## Begin

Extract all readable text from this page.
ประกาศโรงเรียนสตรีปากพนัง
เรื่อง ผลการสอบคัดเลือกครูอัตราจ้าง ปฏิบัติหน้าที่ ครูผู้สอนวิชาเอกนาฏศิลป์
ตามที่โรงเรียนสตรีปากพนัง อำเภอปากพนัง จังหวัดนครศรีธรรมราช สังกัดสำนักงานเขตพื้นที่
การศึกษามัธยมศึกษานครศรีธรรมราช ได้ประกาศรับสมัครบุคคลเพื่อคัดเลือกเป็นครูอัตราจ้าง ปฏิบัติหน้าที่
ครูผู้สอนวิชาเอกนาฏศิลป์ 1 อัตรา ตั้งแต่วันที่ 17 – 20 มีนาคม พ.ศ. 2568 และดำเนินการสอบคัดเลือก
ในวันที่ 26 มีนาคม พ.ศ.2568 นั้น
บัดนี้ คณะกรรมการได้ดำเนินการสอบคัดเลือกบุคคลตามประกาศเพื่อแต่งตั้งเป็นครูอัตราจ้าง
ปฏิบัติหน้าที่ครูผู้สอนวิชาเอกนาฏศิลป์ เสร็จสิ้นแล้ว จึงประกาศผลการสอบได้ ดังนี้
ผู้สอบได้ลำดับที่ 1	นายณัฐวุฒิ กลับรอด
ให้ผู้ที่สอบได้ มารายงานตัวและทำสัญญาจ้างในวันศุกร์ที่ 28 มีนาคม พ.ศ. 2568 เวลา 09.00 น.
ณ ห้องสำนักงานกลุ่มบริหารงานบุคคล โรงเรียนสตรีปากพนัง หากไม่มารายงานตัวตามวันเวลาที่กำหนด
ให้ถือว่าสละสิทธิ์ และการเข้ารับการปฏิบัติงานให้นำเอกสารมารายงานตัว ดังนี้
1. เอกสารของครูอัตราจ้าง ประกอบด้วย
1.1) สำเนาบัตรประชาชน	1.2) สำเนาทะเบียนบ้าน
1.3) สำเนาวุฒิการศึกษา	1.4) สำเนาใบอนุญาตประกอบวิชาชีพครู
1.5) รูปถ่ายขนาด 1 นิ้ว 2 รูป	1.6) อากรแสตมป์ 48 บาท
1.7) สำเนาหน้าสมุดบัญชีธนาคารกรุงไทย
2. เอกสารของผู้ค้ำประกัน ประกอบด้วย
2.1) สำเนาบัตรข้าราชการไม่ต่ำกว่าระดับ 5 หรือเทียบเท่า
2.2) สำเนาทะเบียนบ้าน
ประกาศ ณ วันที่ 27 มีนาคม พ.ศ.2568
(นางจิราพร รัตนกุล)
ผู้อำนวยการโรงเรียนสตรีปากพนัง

## End

→ **GIVEN REQUEST**
Filter the listing for the word "ชาเอกนาฏศ" and copy every line that holds it.

→ **ANSWER TO THIS EXERCISE**
เรื่อง ผลการสอบคัดเลือกครูอัตราจ้าง ปฏิบัติหน้าที่ ครูผู้สอนวิชาเอกนาฏศิลป์
ครูผู้สอนวิชาเอกนาฏศิลป์ 1 อัตรา ตั้งแต่วันที่ 17 – 20 มีนาคม พ.ศ. 2568 และดำเนินการสอบคัดเลือก
ปฏิบัติหน้าที่ครูผู้สอนวิชาเอกนาฏศิลป์ เสร็จสิ้นแล้ว จึงประกาศผลการสอบได้ ดังนี้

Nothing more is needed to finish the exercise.